The records below must be output exactly, without pictures.

────────

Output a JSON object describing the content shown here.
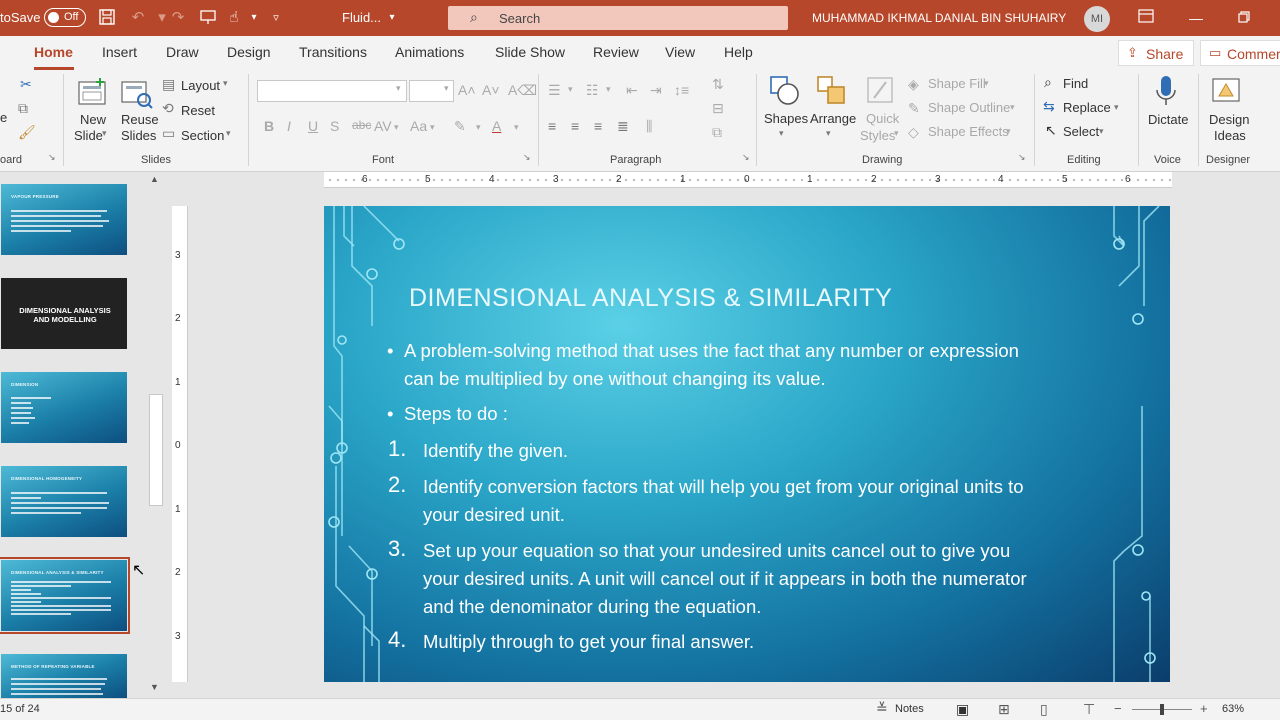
{
  "titlebar": {
    "autosave_label": "toSave",
    "toggle_label": "Off",
    "filename": "Fluid...",
    "search_placeholder": "Search",
    "username": "MUHAMMAD IKHMAL DANIAL BIN SHUHAIRY",
    "avatar_initials": "MI"
  },
  "tabs": [
    "Home",
    "Insert",
    "Draw",
    "Design",
    "Transitions",
    "Animations",
    "Slide Show",
    "Review",
    "View",
    "Help"
  ],
  "active_tab": "Home",
  "share_label": "Share",
  "comments_label": "Commer",
  "ribbon": {
    "clipboard": {
      "label": "oard",
      "paste_stub": "e"
    },
    "slides": {
      "label": "Slides",
      "new_slide": [
        "New",
        "Slide"
      ],
      "reuse_slides": [
        "Reuse",
        "Slides"
      ],
      "layout": "Layout",
      "reset": "Reset",
      "section": "Section"
    },
    "font": {
      "label": "Font",
      "bold": "B",
      "italic": "I",
      "underline": "U",
      "strike": "S",
      "spacing": "AV",
      "case": "Aa"
    },
    "paragraph": {
      "label": "Paragraph"
    },
    "drawing": {
      "label": "Drawing",
      "shapes": "Shapes",
      "arrange": "Arrange",
      "quick_styles": [
        "Quick",
        "Styles"
      ],
      "shape_fill": "Shape Fill",
      "shape_outline": "Shape Outline",
      "shape_effects": "Shape Effects"
    },
    "editing": {
      "label": "Editing",
      "find": "Find",
      "replace": "Replace",
      "select": "Select"
    },
    "voice": {
      "label": "Voice",
      "dictate": "Dictate"
    },
    "designer": {
      "label": "Designer",
      "design_ideas": [
        "Design",
        "Ideas"
      ]
    }
  },
  "thumbnails": [
    {
      "title": "VAPOUR PRESSURE",
      "style": "blue",
      "lines": 5,
      "selected": false
    },
    {
      "title": "DIMENSIONAL ANALYSIS AND MODELLING",
      "style": "dark",
      "lines": 0,
      "selected": false
    },
    {
      "title": "DIMENSION",
      "style": "blue",
      "lines": 6,
      "selected": false
    },
    {
      "title": "DIMENSIONAL HOMOGENEITY",
      "style": "blue",
      "lines": 5,
      "selected": false
    },
    {
      "title": "DIMENSIONAL ANALYSIS & SIMILARITY",
      "style": "blue",
      "lines": 9,
      "selected": true
    },
    {
      "title": "METHOD OF REPEATING VARIABLE",
      "style": "blue",
      "lines": 5,
      "selected": false
    }
  ],
  "ruler": {
    "h": [
      "6",
      "5",
      "4",
      "3",
      "2",
      "1",
      "0",
      "1",
      "2",
      "3",
      "4",
      "5",
      "6"
    ],
    "v": [
      "3",
      "2",
      "1",
      "0",
      "1",
      "2",
      "3"
    ]
  },
  "slide": {
    "title": "DIMENSIONAL ANALYSIS & SIMILARITY",
    "bullets": [
      [
        "A problem-solving method that uses the fact that any number or expression",
        "can be multiplied by one without changing its value."
      ],
      [
        "Steps to do :"
      ]
    ],
    "steps": [
      {
        "num": "1.",
        "lines": [
          "Identify the given."
        ]
      },
      {
        "num": "2.",
        "lines": [
          "Identify conversion factors that will help you get from your original units to",
          "your desired unit."
        ]
      },
      {
        "num": "3.",
        "lines": [
          "Set up your equation so that your undesired units cancel out to give you",
          "your desired units. A unit will cancel out if it appears in both the numerator",
          "and the denominator during the equation."
        ]
      },
      {
        "num": "4.",
        "lines": [
          "Multiply through to get your final answer."
        ]
      }
    ]
  },
  "status": {
    "slide_counter": "15 of 24",
    "notes": "Notes",
    "zoom": "63%"
  },
  "colors": {
    "accent": "#b7472a",
    "slide_dark": "#0b3d6b",
    "slide_light": "#5bd0e6"
  }
}
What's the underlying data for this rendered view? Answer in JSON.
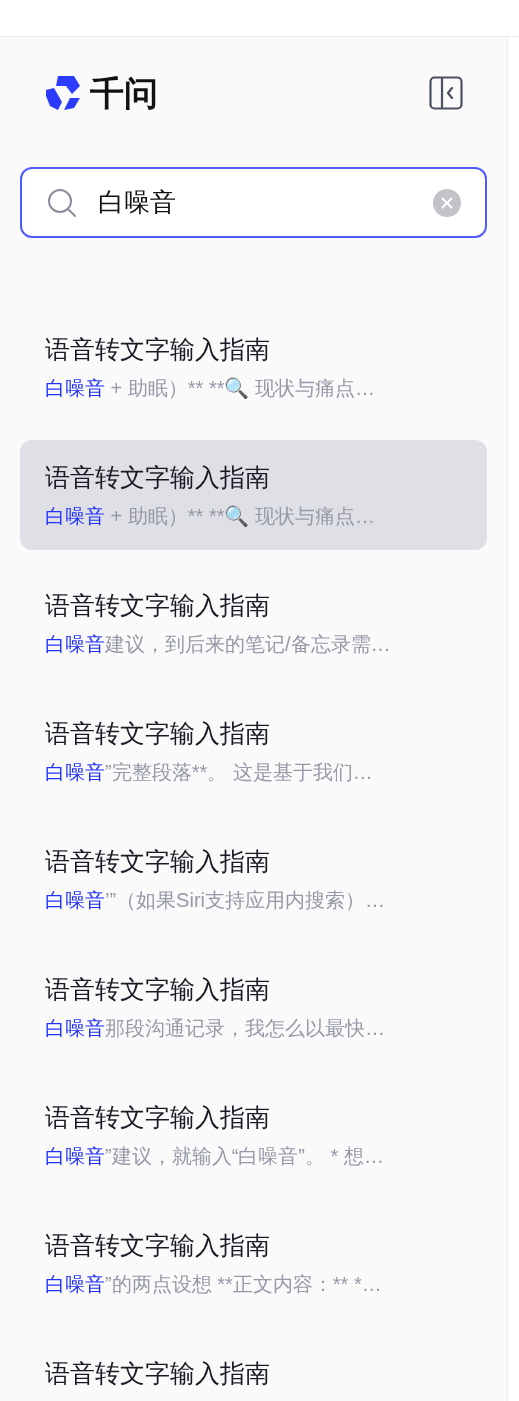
{
  "brand": {
    "name": "千问"
  },
  "search": {
    "value": "白噪音"
  },
  "results": [
    {
      "title": "语音转文字输入指南",
      "match": "白噪音",
      "rest": " + 助眠）** **🔍 现状与痛点…",
      "selected": false
    },
    {
      "title": "语音转文字输入指南",
      "match": "白噪音",
      "rest": " + 助眠）** **🔍 现状与痛点…",
      "selected": true
    },
    {
      "title": "语音转文字输入指南",
      "match": "白噪音",
      "rest": "建议，到后来的笔记/备忘录需…",
      "selected": false
    },
    {
      "title": "语音转文字输入指南",
      "match": "白噪音",
      "rest": "”完整段落**。 这是基于我们…",
      "selected": false
    },
    {
      "title": "语音转文字输入指南",
      "match": "白噪音",
      "rest": "’”（如果Siri支持应用内搜索）…",
      "selected": false
    },
    {
      "title": "语音转文字输入指南",
      "match": "白噪音",
      "rest": "那段沟通记录，我怎么以最快…",
      "selected": false
    },
    {
      "title": "语音转文字输入指南",
      "match": "白噪音",
      "rest": "”建议，就输入“白噪音”。 * 想…",
      "selected": false
    },
    {
      "title": "语音转文字输入指南",
      "match": "白噪音",
      "rest": "”的两点设想 **正文内容：** *…",
      "selected": false
    },
    {
      "title": "语音转文字输入指南",
      "selected": false
    }
  ]
}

────────

Output of the exercise ::
Output a JSON object describing the content shown here.
{
  "titlebar": {
    "autosave_label": "toSave",
    "toggle_label": "Off",
    "filename": "Fluid...",
    "search_placeholder": "Search",
    "username": "MUHAMMAD IKHMAL DANIAL BIN SHUHAIRY",
    "avatar_initials": "MI"
  },
  "tabs": [
    "Home",
    "Insert",
    "Draw",
    "Design",
    "Transitions",
    "Animations",
    "Slide Show",
    "Review",
    "View",
    "Help"
  ],
  "active_tab": "Home",
  "share_label": "Share",
  "comments_label": "Commer",
  "ribbon": {
    "clipboard": {
      "label": "oard",
      "paste_stub": "e"
    },
    "slides": {
      "label": "Slides",
      "new_slide": [
        "New",
        "Slide"
      ],
      "reuse_slides": [
        "Reuse",
        "Slides"
      ],
      "layout": "Layout",
      "reset": "Reset",
      "section": "Section"
    },
    "font": {
      "label": "Font",
      "bold": "B",
      "italic": "I",
      "underline": "U",
      "strike": "S",
      "spacing": "AV",
      "case": "Aa"
    },
    "paragraph": {
      "label": "Paragraph"
    },
    "drawing": {
      "label": "Drawing",
      "shapes": "Shapes",
      "arrange": "Arrange",
      "quick_styles": [
        "Quick",
        "Styles"
      ],
      "shape_fill": "Shape Fill",
      "shape_outline": "Shape Outline",
      "shape_effects": "Shape Effects"
    },
    "editing": {
      "label": "Editing",
      "find": "Find",
      "replace": "Replace",
      "select": "Select"
    },
    "voice": {
      "label": "Voice",
      "dictate": "Dictate"
    },
    "designer": {
      "label": "Designer",
      "design_ideas": [
        "Design",
        "Ideas"
      ]
    }
  },
  "thumbnails": [
    {
      "title": "VAPOUR PRESSURE",
      "style": "blue",
      "lines": 5,
      "selected": false
    },
    {
      "title": "DIMENSIONAL ANALYSIS AND MODELLING",
      "style": "dark",
      "lines": 0,
      "selected": false
    },
    {
      "title": "DIMENSION",
      "style": "blue",
      "lines": 6,
      "selected": false
    },
    {
      "title": "DIMENSIONAL HOMOGENEITY",
      "style": "blue",
      "lines": 5,
      "selected": false
    },
    {
      "title": "DIMENSIONAL ANALYSIS & SIMILARITY",
      "style": "blue",
      "lines": 9,
      "selected": true
    },
    {
      "title": "METHOD OF REPEATING VARIABLE",
      "style": "blue",
      "lines": 5,
      "selected": false
    }
  ],
  "ruler": {
    "h": [
      "6",
      "5",
      "4",
      "3",
      "2",
      "1",
      "0",
      "1",
      "2",
      "3",
      "4",
      "5",
      "6"
    ],
    "v": [
      "3",
      "2",
      "1",
      "0",
      "1",
      "2",
      "3"
    ]
  },
  "slide": {
    "title": "DIMENSIONAL ANALYSIS & SIMILARITY",
    "bullets": [
      [
        "A problem-solving method that uses the fact that any number or expression",
        "can be multiplied by one without changing its value."
      ],
      [
        "Steps to do :"
      ]
    ],
    "steps": [
      {
        "num": "1.",
        "lines": [
          "Identify the given."
        ]
      },
      {
        "num": "2.",
        "lines": [
          "Identify conversion factors that will help you get from your original units to",
          "your desired unit."
        ]
      },
      {
        "num": "3.",
        "lines": [
          "Set up your equation so that your undesired units cancel out to give you",
          "your desired units. A unit will cancel out if it appears in both the numerator",
          "and the denominator during the equation."
        ]
      },
      {
        "num": "4.",
        "lines": [
          "Multiply through to get your final answer."
        ]
      }
    ]
  },
  "status": {
    "slide_counter": "15 of 24",
    "notes": "Notes",
    "zoom": "63%"
  },
  "colors": {
    "accent": "#b7472a",
    "slide_dark": "#0b3d6b",
    "slide_light": "#5bd0e6"
  }
}
What's the underlying data for this rendered view? Answer in JSON.
{
  "brand": {
    "name": "千问"
  },
  "search": {
    "value": "白噪音"
  },
  "results": [
    {
      "title": "语音转文字输入指南",
      "match": "白噪音",
      "rest": " + 助眠）** **🔍 现状与痛点…",
      "selected": false
    },
    {
      "title": "语音转文字输入指南",
      "match": "白噪音",
      "rest": " + 助眠）** **🔍 现状与痛点…",
      "selected": true
    },
    {
      "title": "语音转文字输入指南",
      "match": "白噪音",
      "rest": "建议，到后来的笔记/备忘录需…",
      "selected": false
    },
    {
      "title": "语音转文字输入指南",
      "match": "白噪音",
      "rest": "”完整段落**。 这是基于我们…",
      "selected": false
    },
    {
      "title": "语音转文字输入指南",
      "match": "白噪音",
      "rest": "’”（如果Siri支持应用内搜索）…",
      "selected": false
    },
    {
      "title": "语音转文字输入指南",
      "match": "白噪音",
      "rest": "那段沟通记录，我怎么以最快…",
      "selected": false
    },
    {
      "title": "语音转文字输入指南",
      "match": "白噪音",
      "rest": "”建议，就输入“白噪音”。 * 想…",
      "selected": false
    },
    {
      "title": "语音转文字输入指南",
      "match": "白噪音",
      "rest": "”的两点设想 **正文内容：** *…",
      "selected": false
    },
    {
      "title": "语音转文字输入指南",
      "selected": false
    }
  ]
}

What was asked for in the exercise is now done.